• Set problem
Using the data beneath, show every line that includes the word "eigenvalue".

Rows from a figure dataset
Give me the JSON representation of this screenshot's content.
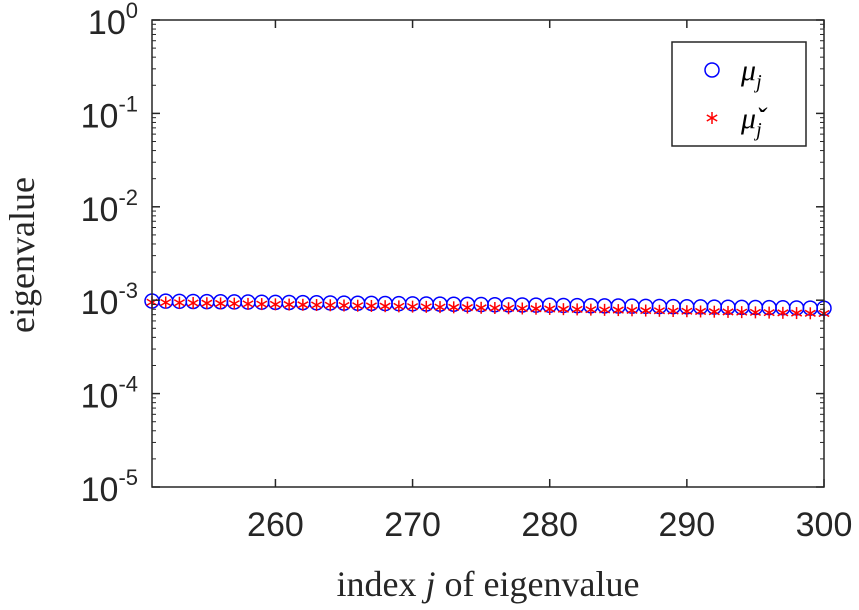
{
  "chart_data": {
    "type": "scatter",
    "title": "",
    "xlabel_prefix": "index ",
    "xlabel_var": "j",
    "xlabel_suffix": " of eigenvalue",
    "ylabel": "eigenvalue",
    "yscale": "log",
    "xlim": [
      251,
      300
    ],
    "ylim": [
      1e-05,
      1
    ],
    "xticks": [
      260,
      270,
      280,
      290,
      300
    ],
    "yticks": [
      {
        "value": 1,
        "base": "10",
        "exp": "0"
      },
      {
        "value": 0.1,
        "base": "10",
        "exp": "-1"
      },
      {
        "value": 0.01,
        "base": "10",
        "exp": "-2"
      },
      {
        "value": 0.001,
        "base": "10",
        "exp": "-3"
      },
      {
        "value": 0.0001,
        "base": "10",
        "exp": "-4"
      },
      {
        "value": 1e-05,
        "base": "10",
        "exp": "-5"
      }
    ],
    "legend_position": "top-right",
    "series": [
      {
        "name": "mu_j",
        "legend_symbol": "μ",
        "legend_sub": "j",
        "marker": "circle",
        "color": "#0000ff",
        "x_start": 251,
        "x_end": 300,
        "y_start": 0.00098,
        "y_end": 0.00082
      },
      {
        "name": "mu_check_j",
        "legend_symbol": "μ̌",
        "legend_sub": "j",
        "marker": "asterisk",
        "color": "#ff0000",
        "x_start": 251,
        "x_end": 300,
        "y_start": 0.00095,
        "y_end": 0.00072
      }
    ]
  }
}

• Solution to this problem
    "xlabel_suffix": " of eigenvalue",
    "ylabel": "eigenvalue",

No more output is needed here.